* _Entries from a dataset_
-- START --

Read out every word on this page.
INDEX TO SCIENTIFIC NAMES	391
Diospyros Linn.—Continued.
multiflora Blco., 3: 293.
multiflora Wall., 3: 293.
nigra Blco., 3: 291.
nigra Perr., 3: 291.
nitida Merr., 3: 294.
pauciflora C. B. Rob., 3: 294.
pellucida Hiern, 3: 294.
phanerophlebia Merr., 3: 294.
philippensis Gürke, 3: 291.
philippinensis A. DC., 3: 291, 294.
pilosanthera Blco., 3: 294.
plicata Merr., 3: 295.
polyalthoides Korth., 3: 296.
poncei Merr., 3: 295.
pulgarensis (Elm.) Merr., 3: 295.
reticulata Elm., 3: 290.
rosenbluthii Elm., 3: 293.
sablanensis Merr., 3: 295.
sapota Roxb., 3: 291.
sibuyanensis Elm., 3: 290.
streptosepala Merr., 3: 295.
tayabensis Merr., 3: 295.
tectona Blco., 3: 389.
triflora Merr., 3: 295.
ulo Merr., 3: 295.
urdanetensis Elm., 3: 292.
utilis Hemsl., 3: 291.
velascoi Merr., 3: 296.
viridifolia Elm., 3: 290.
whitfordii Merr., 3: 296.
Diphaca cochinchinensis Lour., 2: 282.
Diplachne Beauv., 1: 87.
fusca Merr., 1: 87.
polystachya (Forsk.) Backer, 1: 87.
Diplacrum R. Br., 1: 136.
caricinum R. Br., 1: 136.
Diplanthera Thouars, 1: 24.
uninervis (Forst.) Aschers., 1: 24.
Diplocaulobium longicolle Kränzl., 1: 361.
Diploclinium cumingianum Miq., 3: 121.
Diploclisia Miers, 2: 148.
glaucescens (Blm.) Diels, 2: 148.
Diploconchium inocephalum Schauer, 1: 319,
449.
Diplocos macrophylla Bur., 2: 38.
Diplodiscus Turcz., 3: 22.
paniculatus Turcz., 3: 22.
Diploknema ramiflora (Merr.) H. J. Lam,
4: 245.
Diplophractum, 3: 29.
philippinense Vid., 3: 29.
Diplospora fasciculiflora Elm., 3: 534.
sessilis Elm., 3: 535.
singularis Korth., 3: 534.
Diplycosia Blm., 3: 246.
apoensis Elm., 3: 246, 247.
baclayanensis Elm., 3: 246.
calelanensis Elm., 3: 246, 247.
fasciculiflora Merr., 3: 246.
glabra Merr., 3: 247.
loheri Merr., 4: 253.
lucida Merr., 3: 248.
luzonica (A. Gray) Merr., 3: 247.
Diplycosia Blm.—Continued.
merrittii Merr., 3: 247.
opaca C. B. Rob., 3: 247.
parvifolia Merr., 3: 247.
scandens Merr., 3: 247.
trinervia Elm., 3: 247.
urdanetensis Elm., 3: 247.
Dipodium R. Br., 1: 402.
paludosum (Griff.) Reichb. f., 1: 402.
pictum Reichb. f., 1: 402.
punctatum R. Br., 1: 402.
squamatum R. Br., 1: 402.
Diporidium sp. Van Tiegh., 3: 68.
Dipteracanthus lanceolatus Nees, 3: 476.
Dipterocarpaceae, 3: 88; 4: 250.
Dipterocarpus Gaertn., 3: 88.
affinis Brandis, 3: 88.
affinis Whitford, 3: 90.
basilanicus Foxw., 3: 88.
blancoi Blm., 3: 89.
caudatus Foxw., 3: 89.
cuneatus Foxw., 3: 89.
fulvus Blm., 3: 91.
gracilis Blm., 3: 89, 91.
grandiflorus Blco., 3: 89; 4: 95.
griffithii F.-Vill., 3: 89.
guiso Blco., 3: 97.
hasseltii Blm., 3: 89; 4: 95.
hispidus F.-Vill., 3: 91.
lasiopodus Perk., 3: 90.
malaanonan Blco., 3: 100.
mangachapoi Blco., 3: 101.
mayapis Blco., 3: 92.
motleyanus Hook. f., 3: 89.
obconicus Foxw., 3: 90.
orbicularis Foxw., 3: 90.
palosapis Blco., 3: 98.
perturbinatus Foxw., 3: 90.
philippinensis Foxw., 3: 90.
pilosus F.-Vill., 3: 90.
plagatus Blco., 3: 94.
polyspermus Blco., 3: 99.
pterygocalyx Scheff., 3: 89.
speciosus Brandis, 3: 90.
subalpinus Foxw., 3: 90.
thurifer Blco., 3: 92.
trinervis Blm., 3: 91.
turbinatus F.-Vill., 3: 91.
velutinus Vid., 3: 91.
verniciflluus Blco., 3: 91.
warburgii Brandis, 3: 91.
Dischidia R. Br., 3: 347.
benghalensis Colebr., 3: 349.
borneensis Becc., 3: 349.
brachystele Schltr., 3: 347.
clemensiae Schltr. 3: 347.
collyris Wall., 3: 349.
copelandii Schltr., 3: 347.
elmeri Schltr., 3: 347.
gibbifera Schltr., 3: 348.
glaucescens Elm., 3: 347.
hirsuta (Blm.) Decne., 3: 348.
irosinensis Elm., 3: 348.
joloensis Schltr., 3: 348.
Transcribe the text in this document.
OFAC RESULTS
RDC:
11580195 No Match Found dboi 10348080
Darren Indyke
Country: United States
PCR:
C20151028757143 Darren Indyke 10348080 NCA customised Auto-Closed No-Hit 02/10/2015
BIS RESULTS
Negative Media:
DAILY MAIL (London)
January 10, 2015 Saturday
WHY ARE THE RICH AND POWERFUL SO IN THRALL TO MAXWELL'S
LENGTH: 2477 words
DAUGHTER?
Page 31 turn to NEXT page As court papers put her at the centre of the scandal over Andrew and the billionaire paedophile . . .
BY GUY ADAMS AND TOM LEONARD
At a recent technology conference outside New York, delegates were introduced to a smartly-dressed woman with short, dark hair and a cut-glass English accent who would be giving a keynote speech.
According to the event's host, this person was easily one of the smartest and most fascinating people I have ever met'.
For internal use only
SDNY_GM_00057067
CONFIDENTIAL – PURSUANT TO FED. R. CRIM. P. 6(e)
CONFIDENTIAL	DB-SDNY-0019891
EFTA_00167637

-- END --

Return every line holding the word "urdanetensis" from the records.

urdanetensis Elm., 3: 292.
urdanetensis Elm., 3: 247.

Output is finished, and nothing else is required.